How to complete this task
Rewrite the article on the government spying law from the words "Without the Senate’s" through "worth the trade-off.", swapping "expire" for "lapse".

Excerpt to read START

A Few Actual Harms To Be Concerned About From Today’s Government Spying Law

“Other than the vague threat of an Orwellian dystopia, as a society we don’t really know why surveillance is bad,” writes Washington University Law Professor, Neil Richards [PDF]. Today, the United State Senate reauthorized a controversial Obama-supported surveillance law, the Foreign Intelligence Surveillance Act of 1978 Amendments Act of 2008 (FISA), which permits intelligence agencies to monitor international communications, sometimes without a warrant and little court oversight.

Civil libertarians are up in arms, but in the face of deadly terrorist threats, does government monitoring actually harm people? Richards’ attempts to argue that brazen government spying does, indeed, have real-world harms, including mass self-censorship and blackmail, and supplies moderately compelling evidence that will appeal to those naturally scared of the government.

Without the Senate’s support, FISA’s powers were set to expire at the end of the year. Fierce FISA critic, Senator Ron Wyden (CrunchGov Grade: A), who released a hold he put on the bill in exchange for limited congressional debate, worries that evidence of government overreach means that FISA could lead to more unnecessary spying. The scope of monitoring and the admitted breaches of the 4th Amendment are themselves shrouded in secrecy. Proponents, such as Representative Lamar Smith, (CrunchGov Grade: F) argue that national security concerns are worth the trade-off.

Under the worst-case scenarios, how could spying from democratic governments actually hurt people in a way that would offset the increased risk of terrorism?


“Freedom to think as you will and to speak as you think are means indispensable to the discovery and spread of political truth,” wrote Supreme Court legend, Louis Brandeis. However, “surveillance inclines us to the mainstream and the boring,” writes Richards, who argues that the omnipresent threat of government monitoring makes our discussions risk-averse and devoid of important contentious dialog. Certainly in Soviet-era Russia, the very real threat of being hauled off to the icy gulags undercut democratic debate.

There is some evidence that users self-censor in the presence of a watchful eye. In one experimental study, monitored participants were less likely to engage is neutral topics or discuss issues that were incriminating or critical of their colleagues.

There is no equivalent study of government spying or its effect on mass dialog. Certainly there is no shortage of criticism on President Barack Obama’s Facebook page. But, perhaps the effect only applies to government officials with actual knowledge of government malfeasance. Without good evidence on the chilling effects, we’ll let readers decide whether self-censoring behavior extends to government employees.

Excerpt to read END
Raw data START

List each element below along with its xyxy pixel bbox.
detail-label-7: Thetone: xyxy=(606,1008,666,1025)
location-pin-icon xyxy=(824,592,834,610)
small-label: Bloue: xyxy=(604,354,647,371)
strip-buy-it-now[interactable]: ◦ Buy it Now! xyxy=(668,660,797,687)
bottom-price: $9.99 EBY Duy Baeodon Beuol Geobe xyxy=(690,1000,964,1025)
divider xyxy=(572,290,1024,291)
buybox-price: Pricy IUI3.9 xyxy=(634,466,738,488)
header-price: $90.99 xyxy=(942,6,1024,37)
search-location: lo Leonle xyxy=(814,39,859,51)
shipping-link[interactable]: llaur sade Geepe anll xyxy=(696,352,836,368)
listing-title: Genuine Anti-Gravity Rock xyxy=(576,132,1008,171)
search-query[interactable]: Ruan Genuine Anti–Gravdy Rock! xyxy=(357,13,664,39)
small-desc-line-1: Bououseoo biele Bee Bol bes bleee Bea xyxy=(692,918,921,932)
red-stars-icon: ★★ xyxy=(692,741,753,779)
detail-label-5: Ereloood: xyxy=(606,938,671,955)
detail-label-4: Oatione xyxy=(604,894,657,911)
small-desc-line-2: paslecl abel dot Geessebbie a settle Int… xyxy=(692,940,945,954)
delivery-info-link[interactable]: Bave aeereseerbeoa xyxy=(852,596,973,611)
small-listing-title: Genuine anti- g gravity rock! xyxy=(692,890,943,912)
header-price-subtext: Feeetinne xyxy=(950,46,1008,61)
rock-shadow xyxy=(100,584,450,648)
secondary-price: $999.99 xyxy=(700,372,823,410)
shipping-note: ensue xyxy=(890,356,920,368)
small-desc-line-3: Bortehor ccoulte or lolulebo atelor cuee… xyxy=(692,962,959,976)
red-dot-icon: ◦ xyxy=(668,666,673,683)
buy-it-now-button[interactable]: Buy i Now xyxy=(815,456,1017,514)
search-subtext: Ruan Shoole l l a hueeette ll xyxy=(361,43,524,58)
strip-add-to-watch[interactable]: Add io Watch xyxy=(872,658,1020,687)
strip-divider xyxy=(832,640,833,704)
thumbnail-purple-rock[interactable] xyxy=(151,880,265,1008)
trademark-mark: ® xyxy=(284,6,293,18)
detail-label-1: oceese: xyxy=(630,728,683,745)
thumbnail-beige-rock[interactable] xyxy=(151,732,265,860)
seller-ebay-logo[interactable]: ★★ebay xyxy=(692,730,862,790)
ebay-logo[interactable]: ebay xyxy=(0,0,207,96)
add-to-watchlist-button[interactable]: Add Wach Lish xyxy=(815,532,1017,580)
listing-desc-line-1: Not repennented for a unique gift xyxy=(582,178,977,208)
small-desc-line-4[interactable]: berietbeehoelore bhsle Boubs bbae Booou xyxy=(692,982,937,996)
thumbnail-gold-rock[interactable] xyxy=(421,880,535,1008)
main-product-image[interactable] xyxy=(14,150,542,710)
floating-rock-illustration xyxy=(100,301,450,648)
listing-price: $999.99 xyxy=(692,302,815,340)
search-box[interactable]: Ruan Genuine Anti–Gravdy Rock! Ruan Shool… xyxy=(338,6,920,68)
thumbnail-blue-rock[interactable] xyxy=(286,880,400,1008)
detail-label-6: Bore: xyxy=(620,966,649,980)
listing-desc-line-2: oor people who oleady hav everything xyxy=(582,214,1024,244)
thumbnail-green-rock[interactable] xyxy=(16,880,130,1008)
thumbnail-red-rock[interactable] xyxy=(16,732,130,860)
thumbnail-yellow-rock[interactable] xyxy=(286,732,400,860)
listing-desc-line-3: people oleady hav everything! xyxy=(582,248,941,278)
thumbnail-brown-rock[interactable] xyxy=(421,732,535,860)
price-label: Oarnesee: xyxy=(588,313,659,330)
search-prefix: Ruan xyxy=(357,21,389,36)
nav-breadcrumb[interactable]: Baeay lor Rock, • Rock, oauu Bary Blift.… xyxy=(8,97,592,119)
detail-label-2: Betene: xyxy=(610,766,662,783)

Raw data END

Response to this task
Without the Senate’s support, FISA’s powers were set to lapse at the end of the year. Fierce FISA critic, Senator Ron Wyden (CrunchGov Grade: A), who released a hold he put on the bill in exchange for limited congressional debate, worries that evidence of government overreach means that FISA could lead to more unnecessary spying. The scope of monitoring and the admitted breaches of the 4th Amendment are themselves shrouded in secrecy. Proponents, such as Representative Lamar Smith, (CrunchGov Grade: F) argue that national security concerns are worth the trade-off.